ContentsFor as much as I love to complain about recipe websites that tell a story first, I sure do follow in their footsteps, and tell a story before giving you the gameplay notes. Jump to the Reconciliation section if you want to skip my idle musings and get to the part where I talk about how to actually have fun in the video game.
Preämble
First of all, GOTY. Let’s just get that out of the way. I’ve been a huge Skyrim fan since the day of its release (see my fanfiction library), in no small part due to its (a) large open-world explorable map and (b) wealth of characters with whom to interact and about whom to care.
Baldur’s Gate, and with all my apologies to the Bethesda staff I’ve somehow been lucky enough to personally befriend, blows it out of the water. It’s got a character creator that doesn’t enforce women as twigs. It’s got a rich collection of NPCs out with whom to hang1. The ruleset is a clever adaptation of Dungeons and Dragons, 5th Edition™️. It’s a fun game and I expect to burn a lot of my spare time on it for years to come.
The setting of Faerûn incorporates a handful of hell myths (though interestingly not any heavens, in the paradisical sense), including demons and devils. It also has the classic DnD “morality/legality chart”, and BG3 tries to run with that. I don’t think they do a very intricate or faithful job, but I respect the effort. Their approach to the concept of morality is primarily that each recruitable NPC has a list of actions they like or dislike, and if they see you do those actions, their opinion of you changes accordingly.
Lae’zel likes it when you are rude and exploitative (Lawful Evil). Astarion prefers you to be selfish (Chaotic Neutral/Evil). Wyll and Karlach want you to be a knight in shining armor (Lawful and Chaotic Good, respectively). Gale just wants you to be nice but doesn’t mind rulebreaking (Neutral Good), and Shadowheart wants you to … be nice to people with whom she identifies and ignore people with whom she doesn’t, and sometimes to hurt yourself in ways she thinks are funny (Chaotic Neutral?).
All of these companions can be satisfied through some variation of a broadly morally-okay playthrough. Sometimes you’re a Boy Scout, sometimes you’re a real jackass, but as long as you’re not a monster you can generally keep them all somewhere between tolerant and besotted.
Setup
But I’m not here to talk about that. I’m here to talk about The First Big Moral Choice. Because there are a couple companion candidates I haven’t mentioned yet, specifically, one of the only Absolute-ly2 exclusive options in the whole game, as far as I know:
Minthara.
When you first meet Minthara, she’s in the Goblin Camp, drawing up plans to go find and burn the Emerald Grove. You’ve almost certainly come here from said grove, where you were beseeched by some refugee Tieflings to keep them safe by preventing the imminent goblin attack, “by any means necessary”.
It’s a combat game in a war story. You’re not here to preach pacifism. You’re going to do a minor genocide; that’s unavoidable.

#### What you will do
**a.** In the Baldur's Gate 3 essay, where is Minthara when you first meet her, and what is she doing?
**b.** Extend the Baldur's Gate 3 essay past its final sentence, keeping the same voice and picking up from the point it reaches about Minthara and the Emerald Grove.

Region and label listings

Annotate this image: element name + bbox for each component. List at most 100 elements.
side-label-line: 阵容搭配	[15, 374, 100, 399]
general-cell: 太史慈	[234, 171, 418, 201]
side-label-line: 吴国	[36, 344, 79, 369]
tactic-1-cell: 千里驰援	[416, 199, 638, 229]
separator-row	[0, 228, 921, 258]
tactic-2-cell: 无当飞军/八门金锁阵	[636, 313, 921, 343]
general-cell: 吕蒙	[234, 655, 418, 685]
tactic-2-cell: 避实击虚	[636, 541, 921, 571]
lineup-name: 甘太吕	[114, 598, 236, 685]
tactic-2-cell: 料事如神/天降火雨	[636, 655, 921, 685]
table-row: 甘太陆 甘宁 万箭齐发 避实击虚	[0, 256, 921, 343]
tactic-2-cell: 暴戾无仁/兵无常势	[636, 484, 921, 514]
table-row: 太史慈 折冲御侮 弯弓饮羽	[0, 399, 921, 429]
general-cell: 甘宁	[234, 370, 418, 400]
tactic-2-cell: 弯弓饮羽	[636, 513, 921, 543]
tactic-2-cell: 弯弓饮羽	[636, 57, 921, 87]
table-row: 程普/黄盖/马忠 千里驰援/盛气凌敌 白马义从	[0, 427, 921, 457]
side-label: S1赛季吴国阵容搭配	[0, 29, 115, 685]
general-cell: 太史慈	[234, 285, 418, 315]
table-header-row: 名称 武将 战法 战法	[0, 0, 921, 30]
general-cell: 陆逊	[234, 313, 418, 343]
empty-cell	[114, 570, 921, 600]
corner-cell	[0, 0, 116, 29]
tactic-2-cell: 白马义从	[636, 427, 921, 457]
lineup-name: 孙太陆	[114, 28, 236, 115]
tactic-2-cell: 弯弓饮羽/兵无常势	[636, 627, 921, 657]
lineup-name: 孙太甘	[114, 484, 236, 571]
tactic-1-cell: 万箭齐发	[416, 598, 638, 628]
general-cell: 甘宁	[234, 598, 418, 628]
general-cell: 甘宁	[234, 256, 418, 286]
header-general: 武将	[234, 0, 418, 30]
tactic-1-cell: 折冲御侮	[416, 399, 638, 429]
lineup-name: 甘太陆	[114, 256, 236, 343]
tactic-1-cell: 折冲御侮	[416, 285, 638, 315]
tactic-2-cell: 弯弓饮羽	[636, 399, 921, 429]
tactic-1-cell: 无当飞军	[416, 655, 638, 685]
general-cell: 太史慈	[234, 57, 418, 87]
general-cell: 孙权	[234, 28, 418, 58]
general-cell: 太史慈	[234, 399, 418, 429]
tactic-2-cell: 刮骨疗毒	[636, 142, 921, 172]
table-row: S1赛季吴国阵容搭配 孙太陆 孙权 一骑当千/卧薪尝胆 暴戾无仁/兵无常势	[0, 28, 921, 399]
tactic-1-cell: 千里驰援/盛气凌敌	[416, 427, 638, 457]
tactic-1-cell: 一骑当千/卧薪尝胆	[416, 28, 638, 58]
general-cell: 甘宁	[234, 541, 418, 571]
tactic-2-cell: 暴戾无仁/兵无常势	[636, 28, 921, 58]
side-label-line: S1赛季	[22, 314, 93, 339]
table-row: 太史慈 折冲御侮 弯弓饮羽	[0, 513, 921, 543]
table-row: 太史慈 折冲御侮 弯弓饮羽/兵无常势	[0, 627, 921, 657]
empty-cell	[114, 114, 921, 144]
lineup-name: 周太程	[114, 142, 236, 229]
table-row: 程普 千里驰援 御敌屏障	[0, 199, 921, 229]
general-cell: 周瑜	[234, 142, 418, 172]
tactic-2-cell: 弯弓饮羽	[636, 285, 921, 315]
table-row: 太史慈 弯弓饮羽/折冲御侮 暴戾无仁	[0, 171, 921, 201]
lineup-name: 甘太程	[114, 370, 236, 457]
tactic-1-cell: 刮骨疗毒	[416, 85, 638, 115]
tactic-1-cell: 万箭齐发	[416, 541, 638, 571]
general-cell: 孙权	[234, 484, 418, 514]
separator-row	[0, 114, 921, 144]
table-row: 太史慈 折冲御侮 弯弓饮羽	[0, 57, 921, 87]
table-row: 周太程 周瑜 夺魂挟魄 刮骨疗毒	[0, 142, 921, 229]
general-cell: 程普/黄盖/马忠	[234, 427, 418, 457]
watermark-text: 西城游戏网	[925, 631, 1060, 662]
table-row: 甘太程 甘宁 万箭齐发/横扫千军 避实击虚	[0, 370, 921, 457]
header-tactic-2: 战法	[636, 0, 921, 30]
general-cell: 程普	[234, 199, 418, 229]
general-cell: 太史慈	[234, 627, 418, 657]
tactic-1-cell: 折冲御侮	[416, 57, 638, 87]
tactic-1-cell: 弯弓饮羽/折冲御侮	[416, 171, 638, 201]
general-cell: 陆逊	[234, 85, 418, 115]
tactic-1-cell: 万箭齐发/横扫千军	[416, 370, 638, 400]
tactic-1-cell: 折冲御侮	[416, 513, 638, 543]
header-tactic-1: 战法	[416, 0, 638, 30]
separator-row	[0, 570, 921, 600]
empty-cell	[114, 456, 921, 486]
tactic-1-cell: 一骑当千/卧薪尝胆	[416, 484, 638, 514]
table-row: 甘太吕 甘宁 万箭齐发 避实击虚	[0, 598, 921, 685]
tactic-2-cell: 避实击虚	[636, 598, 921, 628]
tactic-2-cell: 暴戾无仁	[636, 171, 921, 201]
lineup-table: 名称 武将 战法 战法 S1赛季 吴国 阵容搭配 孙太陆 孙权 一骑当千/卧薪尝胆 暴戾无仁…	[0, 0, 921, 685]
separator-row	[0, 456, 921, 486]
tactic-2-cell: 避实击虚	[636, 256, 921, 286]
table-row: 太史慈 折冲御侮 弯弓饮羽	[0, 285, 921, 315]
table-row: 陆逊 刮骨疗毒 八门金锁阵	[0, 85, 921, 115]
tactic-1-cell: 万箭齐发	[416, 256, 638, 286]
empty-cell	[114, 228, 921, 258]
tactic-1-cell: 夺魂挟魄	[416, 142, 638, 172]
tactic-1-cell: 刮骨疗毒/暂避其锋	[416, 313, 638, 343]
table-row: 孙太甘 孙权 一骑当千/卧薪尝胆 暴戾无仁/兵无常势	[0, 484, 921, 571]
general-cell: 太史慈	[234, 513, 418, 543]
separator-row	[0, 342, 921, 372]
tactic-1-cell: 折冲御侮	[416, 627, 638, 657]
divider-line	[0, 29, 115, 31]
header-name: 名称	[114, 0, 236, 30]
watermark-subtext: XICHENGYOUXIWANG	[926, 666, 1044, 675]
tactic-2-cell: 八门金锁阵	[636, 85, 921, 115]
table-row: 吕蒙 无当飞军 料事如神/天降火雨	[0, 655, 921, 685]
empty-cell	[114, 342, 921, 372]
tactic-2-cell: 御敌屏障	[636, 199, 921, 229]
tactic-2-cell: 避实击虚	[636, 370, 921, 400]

#### Responses by task
**a.** She is in the Goblin Camp, drawing up plans to go find and burn the Emerald Grove.

**b.**
But if you talk to her before you find the Colville Screw3, you get to contemplate a new question: which genocide are you going to do? You came here primed to cause a localized extinction event on the goblin camp, but Minthara invites you to turn cloak and go slaughter everyone in the grove.
The grove is populated by Tiefling refugees. Civilians. Families. Children. You’ve met them. You’ve probably saved several of their lives already. They’ve trusted you to ensure their safety and help them run to the city.
But there’s a worm in your head. You don’t have to be a hero. You probably even shouldn’t be. You should be working for the Absolute. Shouldn’t you?
The game has tried to give you several Morality Questions by now. A warlock has asked you to help him kill a horrible vicious devil, who turns out to be an injured teddy bear. Said devil asks you to kill some fantasy-cops, who turn out to be evil gangsters4. Maybe you debated trading an unborn child for supernatural power. All of these choices have some consequence to how the story unfolds, but not, like, a lot. Sparing Karlach doesn’t discard Wyll, he just gets a different path than he expected. Going either way with Ethel doesn’t do anything yet. Obviously, Karlach is gone for good if you send her back to Australia Avernus.
If you stay the course, Halsin demands that you kill Minthara. If you join her, she demands that you kill Halsin, the druids, and the Tieflings. And she makes you do it. You have to go to the grove, tell Zevlor that you’re betraying them all, and then Minthara stops the goblin invasion once she’s through the gate and makes. you. go. put. everyone. to. the. sword.
No matter what choice you made, the very next thing that happens is a party, in celebration of how much killing you just did. You’re probably going to get laid; likely by Lae’zel, definitely by Minthara.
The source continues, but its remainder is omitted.